Start of EXERCISE MATERIAL

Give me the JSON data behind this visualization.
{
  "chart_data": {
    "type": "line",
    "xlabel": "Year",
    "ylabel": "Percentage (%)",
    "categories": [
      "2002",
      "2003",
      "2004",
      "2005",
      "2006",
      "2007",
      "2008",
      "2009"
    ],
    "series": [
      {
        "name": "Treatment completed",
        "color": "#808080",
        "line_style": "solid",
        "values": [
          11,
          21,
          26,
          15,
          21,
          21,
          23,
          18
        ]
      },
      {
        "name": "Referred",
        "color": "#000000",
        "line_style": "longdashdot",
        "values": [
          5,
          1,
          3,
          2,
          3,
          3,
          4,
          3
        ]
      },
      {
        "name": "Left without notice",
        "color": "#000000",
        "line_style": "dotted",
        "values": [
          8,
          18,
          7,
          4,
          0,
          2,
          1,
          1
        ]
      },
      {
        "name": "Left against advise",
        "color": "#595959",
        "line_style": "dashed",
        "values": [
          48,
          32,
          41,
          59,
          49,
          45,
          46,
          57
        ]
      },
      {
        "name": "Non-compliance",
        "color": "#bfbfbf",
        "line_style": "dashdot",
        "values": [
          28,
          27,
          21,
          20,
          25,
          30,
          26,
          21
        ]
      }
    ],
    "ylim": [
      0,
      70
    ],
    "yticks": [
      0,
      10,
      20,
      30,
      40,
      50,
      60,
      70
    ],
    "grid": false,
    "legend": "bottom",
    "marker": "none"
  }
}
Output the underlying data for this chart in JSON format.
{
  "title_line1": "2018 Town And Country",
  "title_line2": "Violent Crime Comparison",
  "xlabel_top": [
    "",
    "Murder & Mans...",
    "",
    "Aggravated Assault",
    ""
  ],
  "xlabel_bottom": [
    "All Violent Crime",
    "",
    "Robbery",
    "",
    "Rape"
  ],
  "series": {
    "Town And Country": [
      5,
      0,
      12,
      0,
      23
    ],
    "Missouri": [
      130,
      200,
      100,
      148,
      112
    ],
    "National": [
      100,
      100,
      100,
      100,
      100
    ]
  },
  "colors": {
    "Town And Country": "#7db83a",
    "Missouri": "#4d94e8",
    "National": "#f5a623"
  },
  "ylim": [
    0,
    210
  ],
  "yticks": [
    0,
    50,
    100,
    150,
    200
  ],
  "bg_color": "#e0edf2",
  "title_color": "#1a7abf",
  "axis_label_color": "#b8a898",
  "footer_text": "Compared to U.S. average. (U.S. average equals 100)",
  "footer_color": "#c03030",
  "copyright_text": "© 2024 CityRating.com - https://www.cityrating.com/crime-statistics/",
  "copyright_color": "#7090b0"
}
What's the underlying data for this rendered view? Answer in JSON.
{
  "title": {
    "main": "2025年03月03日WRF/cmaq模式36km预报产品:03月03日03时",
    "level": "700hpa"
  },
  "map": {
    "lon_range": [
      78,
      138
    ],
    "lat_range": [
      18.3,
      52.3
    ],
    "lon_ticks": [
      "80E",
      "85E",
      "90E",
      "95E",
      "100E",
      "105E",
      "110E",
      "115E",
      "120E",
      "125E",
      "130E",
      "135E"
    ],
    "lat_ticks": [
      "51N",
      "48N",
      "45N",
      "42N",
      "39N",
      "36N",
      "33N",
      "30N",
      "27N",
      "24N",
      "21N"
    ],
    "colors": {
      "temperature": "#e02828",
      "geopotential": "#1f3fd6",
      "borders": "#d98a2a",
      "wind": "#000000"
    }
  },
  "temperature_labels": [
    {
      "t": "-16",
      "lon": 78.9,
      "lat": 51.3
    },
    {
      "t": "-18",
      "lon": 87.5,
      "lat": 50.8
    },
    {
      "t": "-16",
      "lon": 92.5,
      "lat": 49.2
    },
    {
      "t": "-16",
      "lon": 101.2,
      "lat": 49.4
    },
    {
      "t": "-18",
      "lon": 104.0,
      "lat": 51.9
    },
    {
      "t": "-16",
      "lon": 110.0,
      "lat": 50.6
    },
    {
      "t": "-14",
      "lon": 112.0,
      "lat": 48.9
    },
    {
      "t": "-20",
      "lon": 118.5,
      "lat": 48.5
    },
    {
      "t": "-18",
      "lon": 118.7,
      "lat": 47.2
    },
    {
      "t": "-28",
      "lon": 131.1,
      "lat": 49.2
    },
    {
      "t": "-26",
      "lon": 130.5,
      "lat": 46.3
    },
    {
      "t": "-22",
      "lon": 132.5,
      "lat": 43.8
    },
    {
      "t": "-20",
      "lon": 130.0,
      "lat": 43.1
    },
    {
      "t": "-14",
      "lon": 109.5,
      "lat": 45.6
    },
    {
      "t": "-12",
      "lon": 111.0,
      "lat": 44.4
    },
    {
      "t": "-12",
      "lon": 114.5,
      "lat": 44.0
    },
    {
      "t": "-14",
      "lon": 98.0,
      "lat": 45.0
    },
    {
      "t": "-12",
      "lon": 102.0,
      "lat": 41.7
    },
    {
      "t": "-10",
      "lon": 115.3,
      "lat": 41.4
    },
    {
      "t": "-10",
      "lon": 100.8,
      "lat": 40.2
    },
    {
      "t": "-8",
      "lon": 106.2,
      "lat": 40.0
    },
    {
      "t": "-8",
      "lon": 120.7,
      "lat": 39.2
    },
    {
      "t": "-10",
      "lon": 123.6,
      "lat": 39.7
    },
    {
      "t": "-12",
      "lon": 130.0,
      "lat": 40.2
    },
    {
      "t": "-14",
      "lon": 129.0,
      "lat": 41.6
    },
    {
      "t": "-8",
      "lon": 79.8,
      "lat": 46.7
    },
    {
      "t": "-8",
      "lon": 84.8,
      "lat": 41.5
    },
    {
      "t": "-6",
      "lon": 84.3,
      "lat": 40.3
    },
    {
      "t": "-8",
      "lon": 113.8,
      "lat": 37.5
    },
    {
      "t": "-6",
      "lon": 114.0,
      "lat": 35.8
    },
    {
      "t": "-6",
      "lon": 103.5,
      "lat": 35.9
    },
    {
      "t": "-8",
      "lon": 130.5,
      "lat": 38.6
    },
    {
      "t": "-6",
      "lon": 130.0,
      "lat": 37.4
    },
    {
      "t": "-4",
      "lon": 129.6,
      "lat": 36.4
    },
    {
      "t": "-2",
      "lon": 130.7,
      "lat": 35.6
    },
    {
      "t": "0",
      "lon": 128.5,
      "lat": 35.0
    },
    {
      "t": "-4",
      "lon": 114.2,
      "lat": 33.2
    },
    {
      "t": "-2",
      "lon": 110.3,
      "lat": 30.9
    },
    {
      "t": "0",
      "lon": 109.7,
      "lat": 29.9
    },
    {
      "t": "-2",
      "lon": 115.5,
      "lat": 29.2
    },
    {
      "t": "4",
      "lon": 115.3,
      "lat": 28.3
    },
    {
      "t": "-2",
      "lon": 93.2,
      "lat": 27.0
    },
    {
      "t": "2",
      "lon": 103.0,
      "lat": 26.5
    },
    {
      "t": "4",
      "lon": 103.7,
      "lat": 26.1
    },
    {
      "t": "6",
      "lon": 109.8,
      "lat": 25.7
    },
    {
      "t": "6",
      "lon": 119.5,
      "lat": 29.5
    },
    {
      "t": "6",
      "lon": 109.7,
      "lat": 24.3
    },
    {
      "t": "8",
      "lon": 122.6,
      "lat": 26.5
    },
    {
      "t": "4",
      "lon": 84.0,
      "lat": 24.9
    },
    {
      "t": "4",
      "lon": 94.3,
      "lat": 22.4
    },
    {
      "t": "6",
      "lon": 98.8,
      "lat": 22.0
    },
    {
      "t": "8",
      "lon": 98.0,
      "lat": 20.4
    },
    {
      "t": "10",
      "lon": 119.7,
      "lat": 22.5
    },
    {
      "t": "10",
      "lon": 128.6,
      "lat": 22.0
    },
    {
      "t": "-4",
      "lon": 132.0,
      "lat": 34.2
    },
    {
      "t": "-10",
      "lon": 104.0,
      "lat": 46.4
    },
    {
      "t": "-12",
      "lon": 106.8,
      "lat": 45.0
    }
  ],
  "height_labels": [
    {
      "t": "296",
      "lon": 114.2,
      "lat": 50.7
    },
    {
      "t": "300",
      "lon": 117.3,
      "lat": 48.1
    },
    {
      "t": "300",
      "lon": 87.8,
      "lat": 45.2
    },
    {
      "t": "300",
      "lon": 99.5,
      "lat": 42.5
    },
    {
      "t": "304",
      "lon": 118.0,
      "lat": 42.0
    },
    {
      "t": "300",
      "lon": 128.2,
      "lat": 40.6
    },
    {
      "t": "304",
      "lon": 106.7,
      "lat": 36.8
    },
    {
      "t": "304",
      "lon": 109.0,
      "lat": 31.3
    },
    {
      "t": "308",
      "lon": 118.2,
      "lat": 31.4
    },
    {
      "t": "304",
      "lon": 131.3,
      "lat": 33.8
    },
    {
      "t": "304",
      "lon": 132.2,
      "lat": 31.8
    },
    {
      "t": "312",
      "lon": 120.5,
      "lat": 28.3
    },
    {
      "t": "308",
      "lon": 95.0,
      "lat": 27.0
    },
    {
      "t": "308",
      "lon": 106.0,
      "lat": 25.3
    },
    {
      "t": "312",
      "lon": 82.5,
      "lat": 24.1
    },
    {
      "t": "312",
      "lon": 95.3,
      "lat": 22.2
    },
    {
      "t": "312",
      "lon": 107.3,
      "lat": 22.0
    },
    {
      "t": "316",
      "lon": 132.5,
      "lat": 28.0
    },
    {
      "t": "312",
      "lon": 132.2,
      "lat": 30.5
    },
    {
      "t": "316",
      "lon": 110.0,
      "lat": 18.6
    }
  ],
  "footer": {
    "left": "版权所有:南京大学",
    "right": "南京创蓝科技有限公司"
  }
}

End of EXERCISE MATERIAL

● WHAT YOU NEED TO DO
Pull out and copy each line containing the string "Country".

● COMPLETE ANSWER
  "title_line1": "2018 Town And Country",
    "Town And Country": [
    "Town And Country": "#7db83a",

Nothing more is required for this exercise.